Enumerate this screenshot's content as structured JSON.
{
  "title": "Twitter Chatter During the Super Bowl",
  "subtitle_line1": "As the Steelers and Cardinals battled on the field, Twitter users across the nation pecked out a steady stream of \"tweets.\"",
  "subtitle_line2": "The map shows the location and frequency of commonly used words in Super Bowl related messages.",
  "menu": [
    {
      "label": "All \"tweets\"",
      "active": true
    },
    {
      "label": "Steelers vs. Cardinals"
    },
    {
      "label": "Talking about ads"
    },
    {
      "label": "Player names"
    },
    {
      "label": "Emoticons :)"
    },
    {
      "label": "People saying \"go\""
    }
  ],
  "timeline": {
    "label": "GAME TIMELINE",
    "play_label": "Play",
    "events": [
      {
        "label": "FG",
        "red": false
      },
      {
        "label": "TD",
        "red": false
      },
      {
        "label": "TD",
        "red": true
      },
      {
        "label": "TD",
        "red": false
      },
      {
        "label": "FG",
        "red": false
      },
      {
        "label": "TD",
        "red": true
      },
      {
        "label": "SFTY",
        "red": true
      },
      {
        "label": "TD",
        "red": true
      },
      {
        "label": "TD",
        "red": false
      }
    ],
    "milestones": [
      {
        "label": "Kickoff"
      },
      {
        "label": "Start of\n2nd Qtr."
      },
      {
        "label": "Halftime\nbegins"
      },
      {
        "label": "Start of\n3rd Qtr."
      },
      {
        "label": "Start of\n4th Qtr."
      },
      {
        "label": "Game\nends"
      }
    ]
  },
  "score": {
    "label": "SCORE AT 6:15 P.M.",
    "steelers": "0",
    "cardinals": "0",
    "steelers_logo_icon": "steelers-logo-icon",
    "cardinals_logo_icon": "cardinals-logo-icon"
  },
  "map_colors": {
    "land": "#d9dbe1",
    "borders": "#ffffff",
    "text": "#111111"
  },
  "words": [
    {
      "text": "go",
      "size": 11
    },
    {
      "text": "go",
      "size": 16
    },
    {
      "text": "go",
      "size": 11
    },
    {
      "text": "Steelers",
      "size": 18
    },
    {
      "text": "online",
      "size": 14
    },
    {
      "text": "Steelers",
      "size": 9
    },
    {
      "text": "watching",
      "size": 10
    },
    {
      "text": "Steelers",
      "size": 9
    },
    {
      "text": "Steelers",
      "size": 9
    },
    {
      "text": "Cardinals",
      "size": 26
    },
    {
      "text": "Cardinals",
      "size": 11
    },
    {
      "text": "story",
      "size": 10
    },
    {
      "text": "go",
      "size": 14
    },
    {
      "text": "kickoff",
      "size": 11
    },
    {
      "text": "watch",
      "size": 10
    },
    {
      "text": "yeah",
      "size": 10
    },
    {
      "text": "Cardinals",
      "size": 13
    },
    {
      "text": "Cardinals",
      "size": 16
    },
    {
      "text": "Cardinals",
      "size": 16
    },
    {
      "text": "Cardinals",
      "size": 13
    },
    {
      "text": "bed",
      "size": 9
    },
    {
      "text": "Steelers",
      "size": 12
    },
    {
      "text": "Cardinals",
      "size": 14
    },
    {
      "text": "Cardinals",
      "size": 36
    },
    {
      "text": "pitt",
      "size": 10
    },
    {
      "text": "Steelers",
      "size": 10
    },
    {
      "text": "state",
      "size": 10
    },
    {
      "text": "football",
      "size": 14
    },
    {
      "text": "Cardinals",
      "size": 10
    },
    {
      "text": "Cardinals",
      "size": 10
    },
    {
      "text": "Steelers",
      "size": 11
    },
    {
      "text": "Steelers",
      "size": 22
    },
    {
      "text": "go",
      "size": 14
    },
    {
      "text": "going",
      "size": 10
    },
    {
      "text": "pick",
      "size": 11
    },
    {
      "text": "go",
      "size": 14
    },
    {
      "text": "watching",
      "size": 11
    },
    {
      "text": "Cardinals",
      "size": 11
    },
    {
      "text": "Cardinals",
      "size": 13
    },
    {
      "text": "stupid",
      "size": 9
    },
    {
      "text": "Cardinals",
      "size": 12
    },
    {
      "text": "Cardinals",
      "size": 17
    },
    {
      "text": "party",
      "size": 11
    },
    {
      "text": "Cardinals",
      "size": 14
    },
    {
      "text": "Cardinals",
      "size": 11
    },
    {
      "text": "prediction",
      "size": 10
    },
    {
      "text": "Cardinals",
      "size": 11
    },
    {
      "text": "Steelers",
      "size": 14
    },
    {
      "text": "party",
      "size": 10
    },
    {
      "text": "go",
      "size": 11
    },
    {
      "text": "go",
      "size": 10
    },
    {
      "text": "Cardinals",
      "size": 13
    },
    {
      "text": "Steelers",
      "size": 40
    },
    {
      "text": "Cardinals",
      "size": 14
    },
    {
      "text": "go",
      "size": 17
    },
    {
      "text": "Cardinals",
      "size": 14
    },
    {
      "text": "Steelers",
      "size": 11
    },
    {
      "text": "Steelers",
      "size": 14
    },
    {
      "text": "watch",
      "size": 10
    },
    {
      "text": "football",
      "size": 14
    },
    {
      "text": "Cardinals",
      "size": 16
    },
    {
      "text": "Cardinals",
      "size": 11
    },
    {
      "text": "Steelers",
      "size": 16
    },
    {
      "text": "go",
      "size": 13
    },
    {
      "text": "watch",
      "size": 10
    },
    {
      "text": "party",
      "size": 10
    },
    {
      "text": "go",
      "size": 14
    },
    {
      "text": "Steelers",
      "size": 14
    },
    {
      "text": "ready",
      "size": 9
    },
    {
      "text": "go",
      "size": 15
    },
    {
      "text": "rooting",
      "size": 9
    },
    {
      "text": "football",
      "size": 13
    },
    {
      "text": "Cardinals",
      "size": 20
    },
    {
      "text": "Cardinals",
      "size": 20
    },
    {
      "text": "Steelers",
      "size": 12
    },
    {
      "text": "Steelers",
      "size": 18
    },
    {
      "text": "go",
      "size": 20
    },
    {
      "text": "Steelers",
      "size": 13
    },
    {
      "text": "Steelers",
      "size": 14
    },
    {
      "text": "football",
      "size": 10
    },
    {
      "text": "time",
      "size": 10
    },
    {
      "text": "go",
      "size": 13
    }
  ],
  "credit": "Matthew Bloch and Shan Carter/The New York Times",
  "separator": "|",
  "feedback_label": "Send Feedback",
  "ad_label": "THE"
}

» Job:
Nothing in the data may differ; print all of it exactly as written.

» Solution to the problem:
Enumerate this screenshot's content as structured JSON.
{
  "title": "Twitter Chatter During the Super Bowl",
  "subtitle_line1": "As the Steelers and Cardinals battled on the field, Twitter users across the nation pecked out a steady stream of \"tweets.\"",
  "subtitle_line2": "The map shows the location and frequency of commonly used words in Super Bowl related messages.",
  "menu": [
    {
      "label": "All \"tweets\"",
      "active": true
    },
    {
      "label": "Steelers vs. Cardinals"
    },
    {
      "label": "Talking about ads"
    },
    {
      "label": "Player names"
    },
    {
      "label": "Emoticons :)"
    },
    {
      "label": "People saying \"go\""
    }
  ],
  "timeline": {
    "label": "GAME TIMELINE",
    "play_label": "Play",
    "events": [
      {
        "label": "FG",
        "red": false
      },
      {
        "label": "TD",
        "red": false
      },
      {
        "label": "TD",
        "red": true
      },
      {
        "label": "TD",
        "red": false
      },
      {
        "label": "FG",
        "red": false
      },
      {
        "label": "TD",
        "red": true
      },
      {
        "label": "SFTY",
        "red": true
      },
      {
        "label": "TD",
        "red": true
      },
      {
        "label": "TD",
        "red": false
      }
    ],
    "milestones": [
      {
        "label": "Kickoff"
      },
      {
        "label": "Start of\n2nd Qtr."
      },
      {
        "label": "Halftime\nbegins"
      },
      {
        "label": "Start of\n3rd Qtr."
      },
      {
        "label": "Start of\n4th Qtr."
      },
      {
        "label": "Game\nends"
      }
    ]
  },
  "score": {
    "label": "SCORE AT 6:15 P.M.",
    "steelers": "0",
    "cardinals": "0",
    "steelers_logo_icon": "steelers-logo-icon",
    "cardinals_logo_icon": "cardinals-logo-icon"
  },
  "map_colors": {
    "land": "#d9dbe1",
    "borders": "#ffffff",
    "text": "#111111"
  },
  "words": [
    {
      "text": "go",
      "size": 11
    },
    {
      "text": "go",
      "size": 16
    },
    {
      "text": "go",
      "size": 11
    },
    {
      "text": "Steelers",
      "size": 18
    },
    {
      "text": "online",
      "size": 14
    },
    {
      "text": "Steelers",
      "size": 9
    },
    {
      "text": "watching",
      "size": 10
    },
    {
      "text": "Steelers",
      "size": 9
    },
    {
      "text": "Steelers",
      "size": 9
    },
    {
      "text": "Cardinals",
      "size": 26
    },
    {
      "text": "Cardinals",
      "size": 11
    },
    {
      "text": "story",
      "size": 10
    },
    {
      "text": "go",
      "size": 14
    },
    {
      "text": "kickoff",
      "size": 11
    },
    {
      "text": "watch",
      "size": 10
    },
    {
      "text": "yeah",
      "size": 10
    },
    {
      "text": "Cardinals",
      "size": 13
    },
    {
      "text": "Cardinals",
      "size": 16
    },
    {
      "text": "Cardinals",
      "size": 16
    },
    {
      "text": "Cardinals",
      "size": 13
    },
    {
      "text": "bed",
      "size": 9
    },
    {
      "text": "Steelers",
      "size": 12
    },
    {
      "text": "Cardinals",
      "size": 14
    },
    {
      "text": "Cardinals",
      "size": 36
    },
    {
      "text": "pitt",
      "size": 10
    },
    {
      "text": "Steelers",
      "size": 10
    },
    {
      "text": "state",
      "size": 10
    },
    {
      "text": "football",
      "size": 14
    },
    {
      "text": "Cardinals",
      "size": 10
    },
    {
      "text": "Cardinals",
      "size": 10
    },
    {
      "text": "Steelers",
      "size": 11
    },
    {
      "text": "Steelers",
      "size": 22
    },
    {
      "text": "go",
      "size": 14
    },
    {
      "text": "going",
      "size": 10
    },
    {
      "text": "pick",
      "size": 11
    },
    {
      "text": "go",
      "size": 14
    },
    {
      "text": "watching",
      "size": 11
    },
    {
      "text": "Cardinals",
      "size": 11
    },
    {
      "text": "Cardinals",
      "size": 13
    },
    {
      "text": "stupid",
      "size": 9
    },
    {
      "text": "Cardinals",
      "size": 12
    },
    {
      "text": "Cardinals",
      "size": 17
    },
    {
      "text": "party",
      "size": 11
    },
    {
      "text": "Cardinals",
      "size": 14
    },
    {
      "text": "Cardinals",
      "size": 11
    },
    {
      "text": "prediction",
      "size": 10
    },
    {
      "text": "Cardinals",
      "size": 11
    },
    {
      "text": "Steelers",
      "size": 14
    },
    {
      "text": "party",
      "size": 10
    },
    {
      "text": "go",
      "size": 11
    },
    {
      "text": "go",
      "size": 10
    },
    {
      "text": "Cardinals",
      "size": 13
    },
    {
      "text": "Steelers",
      "size": 40
    },
    {
      "text": "Cardinals",
      "size": 14
    },
    {
      "text": "go",
      "size": 17
    },
    {
      "text": "Cardinals",
      "size": 14
    },
    {
      "text": "Steelers",
      "size": 11
    },
    {
      "text": "Steelers",
      "size": 14
    },
    {
      "text": "watch",
      "size": 10
    },
    {
      "text": "football",
      "size": 14
    },
    {
      "text": "Cardinals",
      "size": 16
    },
    {
      "text": "Cardinals",
      "size": 11
    },
    {
      "text": "Steelers",
      "size": 16
    },
    {
      "text": "go",
      "size": 13
    },
    {
      "text": "watch",
      "size": 10
    },
    {
      "text": "party",
      "size": 10
    },
    {
      "text": "go",
      "size": 14
    },
    {
      "text": "Steelers",
      "size": 14
    },
    {
      "text": "ready",
      "size": 9
    },
    {
      "text": "go",
      "size": 15
    },
    {
      "text": "rooting",
      "size": 9
    },
    {
      "text": "football",
      "size": 13
    },
    {
      "text": "Cardinals",
      "size": 20
    },
    {
      "text": "Cardinals",
      "size": 20
    },
    {
      "text": "Steelers",
      "size": 12
    },
    {
      "text": "Steelers",
      "size": 18
    },
    {
      "text": "go",
      "size": 20
    },
    {
      "text": "Steelers",
      "size": 13
    },
    {
      "text": "Steelers",
      "size": 14
    },
    {
      "text": "football",
      "size": 10
    },
    {
      "text": "time",
      "size": 10
    },
    {
      "text": "go",
      "size": 13
    }
  ],
  "credit": "Matthew Bloch and Shan Carter/The New York Times",
  "separator": "|",
  "feedback_label": "Send Feedback",
  "ad_label": "THE"
}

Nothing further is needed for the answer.